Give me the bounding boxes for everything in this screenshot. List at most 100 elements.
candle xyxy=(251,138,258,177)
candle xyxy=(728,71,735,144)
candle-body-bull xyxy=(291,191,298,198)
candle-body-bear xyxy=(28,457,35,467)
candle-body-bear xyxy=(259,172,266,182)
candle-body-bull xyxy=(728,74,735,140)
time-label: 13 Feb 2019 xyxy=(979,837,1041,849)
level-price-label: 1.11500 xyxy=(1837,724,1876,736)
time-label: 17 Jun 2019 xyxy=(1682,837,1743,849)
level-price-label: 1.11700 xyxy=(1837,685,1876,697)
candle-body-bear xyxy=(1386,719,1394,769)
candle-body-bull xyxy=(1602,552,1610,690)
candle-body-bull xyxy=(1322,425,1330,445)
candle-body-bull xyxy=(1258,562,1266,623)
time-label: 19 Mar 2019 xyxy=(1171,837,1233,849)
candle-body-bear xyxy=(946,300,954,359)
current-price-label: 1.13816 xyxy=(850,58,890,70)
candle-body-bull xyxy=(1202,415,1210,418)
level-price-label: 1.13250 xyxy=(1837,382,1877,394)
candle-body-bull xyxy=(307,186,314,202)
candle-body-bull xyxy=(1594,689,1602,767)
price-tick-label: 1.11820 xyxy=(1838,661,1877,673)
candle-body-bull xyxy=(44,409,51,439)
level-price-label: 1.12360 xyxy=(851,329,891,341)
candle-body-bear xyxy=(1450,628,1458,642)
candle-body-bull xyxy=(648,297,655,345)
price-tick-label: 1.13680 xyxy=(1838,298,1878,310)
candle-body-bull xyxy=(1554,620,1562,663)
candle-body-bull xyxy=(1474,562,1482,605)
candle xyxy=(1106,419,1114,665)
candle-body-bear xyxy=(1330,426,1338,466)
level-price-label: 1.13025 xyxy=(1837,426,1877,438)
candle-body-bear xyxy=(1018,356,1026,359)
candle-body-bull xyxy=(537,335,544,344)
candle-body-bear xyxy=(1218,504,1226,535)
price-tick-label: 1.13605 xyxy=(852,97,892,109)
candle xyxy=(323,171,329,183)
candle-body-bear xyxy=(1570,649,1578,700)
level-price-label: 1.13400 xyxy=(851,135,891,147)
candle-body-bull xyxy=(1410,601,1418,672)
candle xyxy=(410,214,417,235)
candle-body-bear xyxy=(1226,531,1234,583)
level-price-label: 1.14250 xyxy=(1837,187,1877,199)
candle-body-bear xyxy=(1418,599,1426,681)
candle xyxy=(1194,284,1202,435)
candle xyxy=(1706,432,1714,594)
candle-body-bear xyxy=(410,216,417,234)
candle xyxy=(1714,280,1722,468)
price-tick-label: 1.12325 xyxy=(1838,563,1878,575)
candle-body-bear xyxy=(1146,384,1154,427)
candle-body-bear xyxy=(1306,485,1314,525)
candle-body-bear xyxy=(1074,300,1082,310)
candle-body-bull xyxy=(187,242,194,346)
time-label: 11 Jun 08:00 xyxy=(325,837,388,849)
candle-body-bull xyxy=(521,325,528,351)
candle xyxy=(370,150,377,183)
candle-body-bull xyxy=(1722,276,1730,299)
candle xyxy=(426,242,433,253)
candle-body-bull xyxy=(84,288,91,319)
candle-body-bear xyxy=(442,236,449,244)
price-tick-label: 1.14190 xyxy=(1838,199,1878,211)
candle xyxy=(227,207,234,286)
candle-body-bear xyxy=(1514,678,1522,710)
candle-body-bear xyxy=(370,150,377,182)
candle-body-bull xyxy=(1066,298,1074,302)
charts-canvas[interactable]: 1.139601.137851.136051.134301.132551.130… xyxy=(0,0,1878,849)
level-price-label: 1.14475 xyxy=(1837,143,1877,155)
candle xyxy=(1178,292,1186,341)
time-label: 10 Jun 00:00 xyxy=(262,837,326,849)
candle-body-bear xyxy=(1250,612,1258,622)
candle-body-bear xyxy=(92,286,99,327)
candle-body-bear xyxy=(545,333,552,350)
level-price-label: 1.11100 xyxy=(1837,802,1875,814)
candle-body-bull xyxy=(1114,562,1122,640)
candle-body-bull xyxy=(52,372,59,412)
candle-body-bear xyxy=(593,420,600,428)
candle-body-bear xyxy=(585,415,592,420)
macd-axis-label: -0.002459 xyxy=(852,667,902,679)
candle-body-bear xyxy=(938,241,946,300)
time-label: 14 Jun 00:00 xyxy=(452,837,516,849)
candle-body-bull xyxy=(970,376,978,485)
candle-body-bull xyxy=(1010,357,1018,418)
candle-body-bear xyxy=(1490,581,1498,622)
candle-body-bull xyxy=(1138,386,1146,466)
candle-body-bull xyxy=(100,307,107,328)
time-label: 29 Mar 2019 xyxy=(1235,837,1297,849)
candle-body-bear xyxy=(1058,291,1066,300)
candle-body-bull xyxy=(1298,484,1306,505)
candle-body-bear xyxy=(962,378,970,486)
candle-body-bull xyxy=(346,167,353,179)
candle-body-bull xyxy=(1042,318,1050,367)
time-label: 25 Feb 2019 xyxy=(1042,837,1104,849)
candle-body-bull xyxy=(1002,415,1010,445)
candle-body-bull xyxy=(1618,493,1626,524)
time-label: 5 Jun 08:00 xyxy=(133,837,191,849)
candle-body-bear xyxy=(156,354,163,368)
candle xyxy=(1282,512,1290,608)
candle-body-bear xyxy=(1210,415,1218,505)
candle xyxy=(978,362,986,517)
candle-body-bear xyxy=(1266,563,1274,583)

## WHAT IS BEING ASKED:
Write each line in the records above as a numbered list item, skipping any blank lines.

## TASK ANSWER:
1. Give me the bounding boxes for everything in this screenshot. List at most 100 elements.
2. candle xyxy=(251,138,258,177)
3. candle xyxy=(728,71,735,144)
4. candle-body-bull xyxy=(291,191,298,198)
5. candle-body-bear xyxy=(28,457,35,467)
6. candle-body-bear xyxy=(259,172,266,182)
7. candle-body-bull xyxy=(728,74,735,140)
8. time-label: 13 Feb 2019 xyxy=(979,837,1041,849)
9. level-price-label: 1.11500 xyxy=(1837,724,1876,736)
10. time-label: 17 Jun 2019 xyxy=(1682,837,1743,849)
11. level-price-label: 1.11700 xyxy=(1837,685,1876,697)
12. candle-body-bear xyxy=(1386,719,1394,769)
13. candle-body-bull xyxy=(1602,552,1610,690)
14. candle-body-bull xyxy=(1322,425,1330,445)
15. candle-body-bull xyxy=(1258,562,1266,623)
16. time-label: 19 Mar 2019 xyxy=(1171,837,1233,849)
17. candle-body-bear xyxy=(946,300,954,359)
18. current-price-label: 1.13816 xyxy=(850,58,890,70)
19. candle-body-bull xyxy=(1202,415,1210,418)
20. level-price-label: 1.13250 xyxy=(1837,382,1877,394)
21. candle-body-bull xyxy=(307,186,314,202)
22. candle-body-bull xyxy=(1594,689,1602,767)
23. price-tick-label: 1.11820 xyxy=(1838,661,1877,673)
24. candle-body-bull xyxy=(44,409,51,439)
25. level-price-label: 1.12360 xyxy=(851,329,891,341)
26. candle-body-bear xyxy=(1450,628,1458,642)
27. candle-body-bull xyxy=(648,297,655,345)
28. price-tick-label: 1.13680 xyxy=(1838,298,1878,310)
29. candle-body-bull xyxy=(1554,620,1562,663)
30. candle-body-bull xyxy=(1474,562,1482,605)
31. candle xyxy=(1106,419,1114,665)
32. candle-body-bear xyxy=(1330,426,1338,466)
33. level-price-label: 1.13025 xyxy=(1837,426,1877,438)
34. candle-body-bear xyxy=(1018,356,1026,359)
35. candle-body-bull xyxy=(537,335,544,344)
36. candle-body-bear xyxy=(1218,504,1226,535)
37. price-tick-label: 1.13605 xyxy=(852,97,892,109)
38. candle xyxy=(323,171,329,183)
39. candle-body-bear xyxy=(1570,649,1578,700)
40. level-price-label: 1.13400 xyxy=(851,135,891,147)
41. candle-body-bull xyxy=(1410,601,1418,672)
42. candle xyxy=(410,214,417,235)
43. candle-body-bear xyxy=(1226,531,1234,583)
44. level-price-label: 1.14250 xyxy=(1837,187,1877,199)
45. candle-body-bear xyxy=(1418,599,1426,681)
46. candle xyxy=(1194,284,1202,435)
47. candle xyxy=(1706,432,1714,594)
48. candle-body-bear xyxy=(410,216,417,234)
49. candle xyxy=(1714,280,1722,468)
50. price-tick-label: 1.12325 xyxy=(1838,563,1878,575)
51. candle-body-bear xyxy=(1146,384,1154,427)
52. candle-body-bear xyxy=(1306,485,1314,525)
53. candle-body-bear xyxy=(1074,300,1082,310)
54. candle-body-bull xyxy=(187,242,194,346)
55. time-label: 11 Jun 08:00 xyxy=(325,837,388,849)
56. candle-body-bull xyxy=(521,325,528,351)
57. candle xyxy=(370,150,377,183)
58. candle-body-bull xyxy=(1722,276,1730,299)
59. candle xyxy=(426,242,433,253)
60. candle-body-bull xyxy=(84,288,91,319)
61. candle-body-bear xyxy=(442,236,449,244)
62. price-tick-label: 1.14190 xyxy=(1838,199,1878,211)
63. candle xyxy=(227,207,234,286)
64. candle-body-bear xyxy=(1514,678,1522,710)
65. candle-body-bear xyxy=(370,150,377,182)
66. candle-body-bull xyxy=(1066,298,1074,302)
67. charts-canvas[interactable]: 1.139601.137851.136051.134301.132551.130… xyxy=(0,0,1878,849)
68. level-price-label: 1.14475 xyxy=(1837,143,1877,155)
69. candle xyxy=(1178,292,1186,341)
70. time-label: 10 Jun 00:00 xyxy=(262,837,326,849)
71. candle-body-bear xyxy=(1250,612,1258,622)
72. candle-body-bear xyxy=(92,286,99,327)
73. candle-body-bear xyxy=(545,333,552,350)
74. level-price-label: 1.11100 xyxy=(1837,802,1875,814)
75. candle-body-bull xyxy=(1114,562,1122,640)
76. candle-body-bull xyxy=(52,372,59,412)
77. candle-body-bear xyxy=(593,420,600,428)
78. candle-body-bear xyxy=(585,415,592,420)
79. macd-axis-label: -0.002459 xyxy=(852,667,902,679)
80. candle-body-bear xyxy=(938,241,946,300)
81. time-label: 14 Jun 00:00 xyxy=(452,837,516,849)
82. candle-body-bull xyxy=(970,376,978,485)
83. candle-body-bull xyxy=(1010,357,1018,418)
84. candle-body-bear xyxy=(1490,581,1498,622)
85. candle-body-bull xyxy=(1138,386,1146,466)
86. candle-body-bull xyxy=(100,307,107,328)
87. time-label: 29 Mar 2019 xyxy=(1235,837,1297,849)
88. candle-body-bear xyxy=(1058,291,1066,300)
89. candle-body-bull xyxy=(1298,484,1306,505)
90. candle-body-bear xyxy=(962,378,970,486)
91. candle-body-bull xyxy=(346,167,353,179)
92. candle-body-bull xyxy=(1042,318,1050,367)
93. time-label: 25 Feb 2019 xyxy=(1042,837,1104,849)
94. candle-body-bull xyxy=(1002,415,1010,445)
95. candle-body-bull xyxy=(1618,493,1626,524)
96. time-label: 5 Jun 08:00 xyxy=(133,837,191,849)
97. candle-body-bear xyxy=(156,354,163,368)
98. candle xyxy=(1282,512,1290,608)
99. candle-body-bear xyxy=(1210,415,1218,505)
100. candle xyxy=(978,362,986,517)
101. candle-body-bear xyxy=(1266,563,1274,583)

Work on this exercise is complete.